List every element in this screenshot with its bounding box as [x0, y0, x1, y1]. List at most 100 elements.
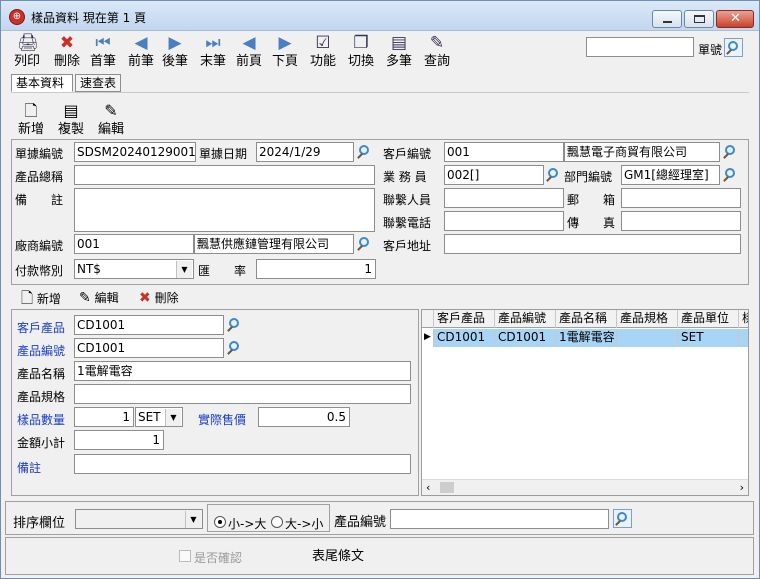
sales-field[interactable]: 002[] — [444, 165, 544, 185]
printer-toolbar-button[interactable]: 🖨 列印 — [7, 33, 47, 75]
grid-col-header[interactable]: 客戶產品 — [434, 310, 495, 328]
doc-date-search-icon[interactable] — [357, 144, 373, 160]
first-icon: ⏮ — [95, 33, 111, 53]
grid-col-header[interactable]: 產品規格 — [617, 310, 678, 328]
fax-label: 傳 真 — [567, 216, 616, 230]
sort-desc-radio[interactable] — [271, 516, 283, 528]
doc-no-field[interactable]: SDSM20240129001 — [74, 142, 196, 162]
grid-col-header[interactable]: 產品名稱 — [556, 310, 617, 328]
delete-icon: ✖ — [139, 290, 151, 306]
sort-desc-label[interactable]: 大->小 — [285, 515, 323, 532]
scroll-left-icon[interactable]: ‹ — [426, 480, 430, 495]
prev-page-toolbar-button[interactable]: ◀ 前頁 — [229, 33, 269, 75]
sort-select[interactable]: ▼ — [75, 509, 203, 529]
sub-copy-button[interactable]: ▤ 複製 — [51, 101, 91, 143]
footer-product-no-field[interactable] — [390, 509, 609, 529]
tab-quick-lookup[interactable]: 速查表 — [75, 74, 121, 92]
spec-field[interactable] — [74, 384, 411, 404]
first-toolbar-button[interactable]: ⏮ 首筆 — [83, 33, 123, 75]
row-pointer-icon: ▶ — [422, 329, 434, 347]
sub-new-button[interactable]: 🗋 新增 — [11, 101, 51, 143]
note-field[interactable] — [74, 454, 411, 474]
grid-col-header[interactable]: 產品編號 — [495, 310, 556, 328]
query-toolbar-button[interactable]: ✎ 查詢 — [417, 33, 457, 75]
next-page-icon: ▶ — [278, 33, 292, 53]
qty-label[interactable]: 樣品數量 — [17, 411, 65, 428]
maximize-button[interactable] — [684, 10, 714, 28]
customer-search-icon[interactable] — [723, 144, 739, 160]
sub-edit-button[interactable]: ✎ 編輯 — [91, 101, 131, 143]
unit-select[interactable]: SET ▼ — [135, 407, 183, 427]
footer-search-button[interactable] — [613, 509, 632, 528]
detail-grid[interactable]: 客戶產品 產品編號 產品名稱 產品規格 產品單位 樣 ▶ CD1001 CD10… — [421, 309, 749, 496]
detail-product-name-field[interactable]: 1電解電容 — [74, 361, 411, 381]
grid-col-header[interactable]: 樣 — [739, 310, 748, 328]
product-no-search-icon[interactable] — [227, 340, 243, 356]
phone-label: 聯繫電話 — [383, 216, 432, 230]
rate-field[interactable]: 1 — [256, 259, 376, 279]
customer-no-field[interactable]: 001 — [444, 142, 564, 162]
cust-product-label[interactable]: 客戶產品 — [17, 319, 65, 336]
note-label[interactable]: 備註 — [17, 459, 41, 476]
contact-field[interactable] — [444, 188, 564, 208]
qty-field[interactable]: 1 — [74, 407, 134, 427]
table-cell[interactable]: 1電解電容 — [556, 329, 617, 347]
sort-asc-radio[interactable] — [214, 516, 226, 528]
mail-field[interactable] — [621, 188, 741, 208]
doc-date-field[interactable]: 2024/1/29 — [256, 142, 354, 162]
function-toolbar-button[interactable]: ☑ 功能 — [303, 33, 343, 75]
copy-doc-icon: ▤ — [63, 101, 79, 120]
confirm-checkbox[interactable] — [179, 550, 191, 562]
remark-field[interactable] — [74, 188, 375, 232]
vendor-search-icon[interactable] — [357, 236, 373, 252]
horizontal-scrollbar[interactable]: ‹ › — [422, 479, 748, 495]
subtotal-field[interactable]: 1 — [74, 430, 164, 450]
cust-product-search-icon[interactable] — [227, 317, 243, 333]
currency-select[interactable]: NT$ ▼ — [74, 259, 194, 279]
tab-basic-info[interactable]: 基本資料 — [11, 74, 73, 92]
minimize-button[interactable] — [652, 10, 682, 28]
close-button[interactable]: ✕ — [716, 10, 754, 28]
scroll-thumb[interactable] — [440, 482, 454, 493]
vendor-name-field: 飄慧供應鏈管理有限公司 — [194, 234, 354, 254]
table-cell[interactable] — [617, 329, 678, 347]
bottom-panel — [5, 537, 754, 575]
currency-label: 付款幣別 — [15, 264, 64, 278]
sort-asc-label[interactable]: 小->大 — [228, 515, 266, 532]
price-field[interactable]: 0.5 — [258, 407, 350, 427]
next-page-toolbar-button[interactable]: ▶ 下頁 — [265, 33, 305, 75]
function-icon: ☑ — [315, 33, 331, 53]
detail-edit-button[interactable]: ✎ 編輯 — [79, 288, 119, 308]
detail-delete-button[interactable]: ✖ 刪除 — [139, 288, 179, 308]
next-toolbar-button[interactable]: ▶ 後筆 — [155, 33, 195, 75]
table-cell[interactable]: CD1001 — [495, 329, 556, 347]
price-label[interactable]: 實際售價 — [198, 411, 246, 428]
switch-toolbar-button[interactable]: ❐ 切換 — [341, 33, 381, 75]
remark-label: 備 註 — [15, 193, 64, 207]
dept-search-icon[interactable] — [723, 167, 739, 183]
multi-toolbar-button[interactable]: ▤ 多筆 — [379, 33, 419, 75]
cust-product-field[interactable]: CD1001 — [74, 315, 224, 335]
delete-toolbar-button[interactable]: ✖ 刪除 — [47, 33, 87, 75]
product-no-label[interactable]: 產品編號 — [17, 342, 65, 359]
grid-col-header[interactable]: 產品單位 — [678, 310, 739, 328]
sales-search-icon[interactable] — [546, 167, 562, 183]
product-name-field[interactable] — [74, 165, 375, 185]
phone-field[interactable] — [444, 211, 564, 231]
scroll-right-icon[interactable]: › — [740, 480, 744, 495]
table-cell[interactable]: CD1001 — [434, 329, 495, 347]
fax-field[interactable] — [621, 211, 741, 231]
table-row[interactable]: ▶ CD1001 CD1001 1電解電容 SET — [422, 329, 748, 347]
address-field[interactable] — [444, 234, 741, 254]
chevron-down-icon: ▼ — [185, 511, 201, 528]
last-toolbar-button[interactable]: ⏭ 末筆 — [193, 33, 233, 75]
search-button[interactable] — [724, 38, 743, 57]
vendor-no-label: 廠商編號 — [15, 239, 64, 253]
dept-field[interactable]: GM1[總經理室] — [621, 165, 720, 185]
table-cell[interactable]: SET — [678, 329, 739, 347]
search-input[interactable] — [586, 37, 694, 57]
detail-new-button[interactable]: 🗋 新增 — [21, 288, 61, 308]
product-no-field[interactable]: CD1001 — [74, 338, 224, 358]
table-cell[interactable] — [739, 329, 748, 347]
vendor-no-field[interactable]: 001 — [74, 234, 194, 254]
******
■ **Brief**
Reproduce every row above word for word, omitting the pictures.

■ **Exercise result**
List every element in this screenshot with its bounding box as [x0, y0, x1, y1]. List at most 100 elements.
sales-field[interactable]: 002[] — [444, 165, 544, 185]
printer-toolbar-button[interactable]: 🖨 列印 — [7, 33, 47, 75]
grid-col-header[interactable]: 客戶產品 — [434, 310, 495, 328]
doc-date-search-icon[interactable] — [357, 144, 373, 160]
first-icon: ⏮ — [95, 33, 111, 53]
grid-col-header[interactable]: 產品規格 — [617, 310, 678, 328]
fax-label: 傳 真 — [567, 216, 616, 230]
sort-desc-radio[interactable] — [271, 516, 283, 528]
doc-no-field[interactable]: SDSM20240129001 — [74, 142, 196, 162]
grid-col-header[interactable]: 產品名稱 — [556, 310, 617, 328]
delete-icon: ✖ — [139, 290, 151, 306]
sort-desc-label[interactable]: 大->小 — [285, 515, 323, 532]
scroll-left-icon[interactable]: ‹ — [426, 480, 430, 495]
prev-page-toolbar-button[interactable]: ◀ 前頁 — [229, 33, 269, 75]
sort-select[interactable]: ▼ — [75, 509, 203, 529]
sub-copy-button[interactable]: ▤ 複製 — [51, 101, 91, 143]
footer-product-no-field[interactable] — [390, 509, 609, 529]
tab-quick-lookup[interactable]: 速查表 — [75, 74, 121, 92]
spec-field[interactable] — [74, 384, 411, 404]
first-toolbar-button[interactable]: ⏮ 首筆 — [83, 33, 123, 75]
row-pointer-icon: ▶ — [422, 329, 434, 347]
sub-new-button[interactable]: 🗋 新增 — [11, 101, 51, 143]
note-field[interactable] — [74, 454, 411, 474]
grid-col-header[interactable]: 產品編號 — [495, 310, 556, 328]
query-toolbar-button[interactable]: ✎ 查詢 — [417, 33, 457, 75]
next-page-icon: ▶ — [278, 33, 292, 53]
qty-label[interactable]: 樣品數量 — [17, 411, 65, 428]
maximize-button[interactable] — [684, 10, 714, 28]
customer-search-icon[interactable] — [723, 144, 739, 160]
sub-edit-button[interactable]: ✎ 編輯 — [91, 101, 131, 143]
unit-select[interactable]: SET ▼ — [135, 407, 183, 427]
footer-search-button[interactable] — [613, 509, 632, 528]
detail-grid[interactable]: 客戶產品 產品編號 產品名稱 產品規格 產品單位 樣 ▶ CD1001 CD10… — [421, 309, 749, 496]
detail-product-name-field[interactable]: 1電解電容 — [74, 361, 411, 381]
grid-col-header[interactable]: 樣 — [739, 310, 748, 328]
product-no-search-icon[interactable] — [227, 340, 243, 356]
phone-label: 聯繫電話 — [383, 216, 432, 230]
rate-field[interactable]: 1 — [256, 259, 376, 279]
customer-no-field[interactable]: 001 — [444, 142, 564, 162]
cust-product-label[interactable]: 客戶產品 — [17, 319, 65, 336]
note-label[interactable]: 備註 — [17, 459, 41, 476]
contact-field[interactable] — [444, 188, 564, 208]
qty-field[interactable]: 1 — [74, 407, 134, 427]
table-cell[interactable]: 1電解電容 — [556, 329, 617, 347]
sort-asc-radio[interactable] — [214, 516, 226, 528]
mail-field[interactable] — [621, 188, 741, 208]
doc-date-field[interactable]: 2024/1/29 — [256, 142, 354, 162]
function-toolbar-button[interactable]: ☑ 功能 — [303, 33, 343, 75]
copy-doc-icon: ▤ — [63, 101, 79, 120]
confirm-checkbox[interactable] — [179, 550, 191, 562]
remark-field[interactable] — [74, 188, 375, 232]
vendor-search-icon[interactable] — [357, 236, 373, 252]
horizontal-scrollbar[interactable]: ‹ › — [422, 479, 748, 495]
subtotal-field[interactable]: 1 — [74, 430, 164, 450]
cust-product-search-icon[interactable] — [227, 317, 243, 333]
currency-select[interactable]: NT$ ▼ — [74, 259, 194, 279]
tab-basic-info[interactable]: 基本資料 — [11, 74, 73, 92]
minimize-button[interactable] — [652, 10, 682, 28]
close-button[interactable]: ✕ — [716, 10, 754, 28]
scroll-thumb[interactable] — [440, 482, 454, 493]
vendor-name-field: 飄慧供應鏈管理有限公司 — [194, 234, 354, 254]
table-cell[interactable] — [617, 329, 678, 347]
bottom-panel — [5, 537, 754, 575]
currency-label: 付款幣別 — [15, 264, 64, 278]
sort-asc-label[interactable]: 小->大 — [228, 515, 266, 532]
price-field[interactable]: 0.5 — [258, 407, 350, 427]
next-page-toolbar-button[interactable]: ▶ 下頁 — [265, 33, 305, 75]
function-icon: ☑ — [315, 33, 331, 53]
detail-edit-button[interactable]: ✎ 編輯 — [79, 288, 119, 308]
detail-delete-button[interactable]: ✖ 刪除 — [139, 288, 179, 308]
next-toolbar-button[interactable]: ▶ 後筆 — [155, 33, 195, 75]
table-cell[interactable]: CD1001 — [495, 329, 556, 347]
price-label[interactable]: 實際售價 — [198, 411, 246, 428]
switch-toolbar-button[interactable]: ❐ 切換 — [341, 33, 381, 75]
remark-label: 備 註 — [15, 193, 64, 207]
dept-search-icon[interactable] — [723, 167, 739, 183]
multi-toolbar-button[interactable]: ▤ 多筆 — [379, 33, 419, 75]
cust-product-field[interactable]: CD1001 — [74, 315, 224, 335]
delete-toolbar-button[interactable]: ✖ 刪除 — [47, 33, 87, 75]
product-no-label[interactable]: 產品編號 — [17, 342, 65, 359]
grid-col-header[interactable]: 產品單位 — [678, 310, 739, 328]
sales-search-icon[interactable] — [546, 167, 562, 183]
product-name-field[interactable] — [74, 165, 375, 185]
phone-field[interactable] — [444, 211, 564, 231]
scroll-right-icon[interactable]: › — [740, 480, 744, 495]
table-cell[interactable]: CD1001 — [434, 329, 495, 347]
fax-field[interactable] — [621, 211, 741, 231]
table-row[interactable]: ▶ CD1001 CD1001 1電解電容 SET — [422, 329, 748, 347]
address-field[interactable] — [444, 234, 741, 254]
chevron-down-icon: ▼ — [185, 511, 201, 528]
last-toolbar-button[interactable]: ⏭ 末筆 — [193, 33, 233, 75]
search-button[interactable] — [724, 38, 743, 57]
vendor-no-label: 廠商編號 — [15, 239, 64, 253]
dept-field[interactable]: GM1[總經理室] — [621, 165, 720, 185]
table-cell[interactable]: SET — [678, 329, 739, 347]
search-input[interactable] — [586, 37, 694, 57]
detail-new-button[interactable]: 🗋 新增 — [21, 288, 61, 308]
product-no-field[interactable]: CD1001 — [74, 338, 224, 358]
table-cell[interactable] — [739, 329, 748, 347]
vendor-no-field[interactable]: 001 — [74, 234, 194, 254]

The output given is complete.